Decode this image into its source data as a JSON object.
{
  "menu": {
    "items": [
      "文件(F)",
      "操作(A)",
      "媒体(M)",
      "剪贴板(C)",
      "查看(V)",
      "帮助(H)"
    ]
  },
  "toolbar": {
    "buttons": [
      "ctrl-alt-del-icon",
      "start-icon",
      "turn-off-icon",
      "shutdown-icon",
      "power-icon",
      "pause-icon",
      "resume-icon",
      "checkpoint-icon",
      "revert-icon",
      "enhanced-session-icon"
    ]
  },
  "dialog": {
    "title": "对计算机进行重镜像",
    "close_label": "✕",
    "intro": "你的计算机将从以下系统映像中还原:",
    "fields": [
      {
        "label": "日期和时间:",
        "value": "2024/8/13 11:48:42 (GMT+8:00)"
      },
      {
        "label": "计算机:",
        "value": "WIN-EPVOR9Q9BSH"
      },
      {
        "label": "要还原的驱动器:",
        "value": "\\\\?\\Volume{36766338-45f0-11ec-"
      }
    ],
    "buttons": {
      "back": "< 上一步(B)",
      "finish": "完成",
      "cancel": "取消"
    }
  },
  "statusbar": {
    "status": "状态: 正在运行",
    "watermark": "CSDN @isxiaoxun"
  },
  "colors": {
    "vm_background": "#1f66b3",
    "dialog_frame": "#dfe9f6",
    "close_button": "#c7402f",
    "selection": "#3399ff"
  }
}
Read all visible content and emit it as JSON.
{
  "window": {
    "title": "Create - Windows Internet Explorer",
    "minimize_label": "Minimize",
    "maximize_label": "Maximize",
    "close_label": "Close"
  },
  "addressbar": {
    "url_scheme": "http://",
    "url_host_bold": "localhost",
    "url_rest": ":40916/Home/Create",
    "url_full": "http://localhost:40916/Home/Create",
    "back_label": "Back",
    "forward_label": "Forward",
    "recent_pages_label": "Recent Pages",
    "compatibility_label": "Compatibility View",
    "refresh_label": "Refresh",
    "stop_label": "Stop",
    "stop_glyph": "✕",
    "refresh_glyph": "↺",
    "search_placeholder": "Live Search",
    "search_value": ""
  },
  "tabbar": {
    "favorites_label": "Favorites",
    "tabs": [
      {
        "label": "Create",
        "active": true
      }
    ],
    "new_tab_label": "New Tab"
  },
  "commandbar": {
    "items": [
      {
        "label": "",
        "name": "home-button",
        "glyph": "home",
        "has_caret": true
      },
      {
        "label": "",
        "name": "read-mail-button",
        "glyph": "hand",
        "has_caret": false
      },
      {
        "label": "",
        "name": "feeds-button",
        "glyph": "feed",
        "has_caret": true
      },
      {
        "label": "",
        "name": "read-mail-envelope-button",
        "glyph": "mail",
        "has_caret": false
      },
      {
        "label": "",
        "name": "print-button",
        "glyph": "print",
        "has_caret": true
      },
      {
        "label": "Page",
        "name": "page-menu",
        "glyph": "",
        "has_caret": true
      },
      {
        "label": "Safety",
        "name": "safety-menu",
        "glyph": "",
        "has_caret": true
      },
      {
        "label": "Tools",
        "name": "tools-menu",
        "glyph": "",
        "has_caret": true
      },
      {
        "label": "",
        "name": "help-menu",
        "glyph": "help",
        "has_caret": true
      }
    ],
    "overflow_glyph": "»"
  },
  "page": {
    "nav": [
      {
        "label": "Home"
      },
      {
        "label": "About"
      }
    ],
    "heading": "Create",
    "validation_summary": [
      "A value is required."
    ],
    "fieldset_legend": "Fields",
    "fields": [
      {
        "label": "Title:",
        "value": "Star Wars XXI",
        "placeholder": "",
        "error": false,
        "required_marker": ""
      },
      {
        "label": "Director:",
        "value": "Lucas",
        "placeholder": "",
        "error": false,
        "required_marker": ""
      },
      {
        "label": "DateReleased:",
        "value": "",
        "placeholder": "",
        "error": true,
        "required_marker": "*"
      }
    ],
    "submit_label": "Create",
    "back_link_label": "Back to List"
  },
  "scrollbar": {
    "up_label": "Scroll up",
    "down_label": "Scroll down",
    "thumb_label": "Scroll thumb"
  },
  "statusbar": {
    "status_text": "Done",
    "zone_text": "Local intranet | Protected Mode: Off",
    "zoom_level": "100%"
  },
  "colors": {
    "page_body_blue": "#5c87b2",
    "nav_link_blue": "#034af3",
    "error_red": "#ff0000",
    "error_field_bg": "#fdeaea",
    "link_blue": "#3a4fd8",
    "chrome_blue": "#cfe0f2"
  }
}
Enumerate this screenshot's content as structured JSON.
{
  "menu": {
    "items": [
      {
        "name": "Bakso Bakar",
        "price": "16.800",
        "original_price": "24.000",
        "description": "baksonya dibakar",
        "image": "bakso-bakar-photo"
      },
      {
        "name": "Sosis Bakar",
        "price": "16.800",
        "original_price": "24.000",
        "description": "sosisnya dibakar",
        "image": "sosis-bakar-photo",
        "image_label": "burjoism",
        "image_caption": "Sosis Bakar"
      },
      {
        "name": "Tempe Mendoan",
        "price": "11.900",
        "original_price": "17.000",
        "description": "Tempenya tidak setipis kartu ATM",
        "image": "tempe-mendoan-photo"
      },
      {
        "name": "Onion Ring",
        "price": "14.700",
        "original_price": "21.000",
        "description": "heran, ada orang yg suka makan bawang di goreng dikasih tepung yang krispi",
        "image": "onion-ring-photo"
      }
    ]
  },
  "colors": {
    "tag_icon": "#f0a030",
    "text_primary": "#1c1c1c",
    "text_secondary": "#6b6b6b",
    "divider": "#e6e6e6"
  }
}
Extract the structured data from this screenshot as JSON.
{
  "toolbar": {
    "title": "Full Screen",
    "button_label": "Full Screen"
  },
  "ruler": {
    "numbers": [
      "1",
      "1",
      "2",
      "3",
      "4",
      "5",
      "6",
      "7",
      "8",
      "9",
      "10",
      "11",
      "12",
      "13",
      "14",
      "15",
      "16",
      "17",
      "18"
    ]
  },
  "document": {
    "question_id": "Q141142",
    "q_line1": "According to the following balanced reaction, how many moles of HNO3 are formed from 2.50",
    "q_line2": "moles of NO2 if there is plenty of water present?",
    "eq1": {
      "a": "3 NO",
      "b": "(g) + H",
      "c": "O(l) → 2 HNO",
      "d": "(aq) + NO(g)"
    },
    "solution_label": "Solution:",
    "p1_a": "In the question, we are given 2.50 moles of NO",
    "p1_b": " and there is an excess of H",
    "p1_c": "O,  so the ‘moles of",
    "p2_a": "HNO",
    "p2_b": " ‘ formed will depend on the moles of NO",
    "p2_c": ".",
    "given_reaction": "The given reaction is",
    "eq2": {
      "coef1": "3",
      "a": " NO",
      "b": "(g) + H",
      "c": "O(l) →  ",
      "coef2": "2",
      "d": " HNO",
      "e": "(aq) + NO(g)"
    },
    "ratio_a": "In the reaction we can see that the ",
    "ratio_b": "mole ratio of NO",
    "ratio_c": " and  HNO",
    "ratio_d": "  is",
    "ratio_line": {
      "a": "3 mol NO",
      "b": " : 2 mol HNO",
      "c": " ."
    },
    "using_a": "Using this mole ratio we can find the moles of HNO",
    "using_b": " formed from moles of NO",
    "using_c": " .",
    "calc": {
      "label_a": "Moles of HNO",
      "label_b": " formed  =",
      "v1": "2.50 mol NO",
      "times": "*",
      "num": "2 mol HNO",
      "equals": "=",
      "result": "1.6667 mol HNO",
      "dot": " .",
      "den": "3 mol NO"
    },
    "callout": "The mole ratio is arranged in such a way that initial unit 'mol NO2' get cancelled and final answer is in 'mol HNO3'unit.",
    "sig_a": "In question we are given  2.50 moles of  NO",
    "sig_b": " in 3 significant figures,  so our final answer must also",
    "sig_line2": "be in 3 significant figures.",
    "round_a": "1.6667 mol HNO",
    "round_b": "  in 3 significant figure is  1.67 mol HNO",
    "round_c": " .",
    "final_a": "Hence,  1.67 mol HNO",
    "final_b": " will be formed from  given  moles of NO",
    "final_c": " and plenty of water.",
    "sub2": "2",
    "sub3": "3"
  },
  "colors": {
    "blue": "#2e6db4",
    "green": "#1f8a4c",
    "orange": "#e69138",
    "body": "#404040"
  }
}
---
### TASK DETAILS
Look through the entries above; copy every line holding the string "description".

### THE COMPLETED TASK
        "description": "baksonya dibakar",
        "description": "sosisnya dibakar",
        "description": "Tempenya tidak setipis kartu ATM",
        "description": "heran, ada orang yg suka makan bawang di goreng dikasih tepung yang krispi",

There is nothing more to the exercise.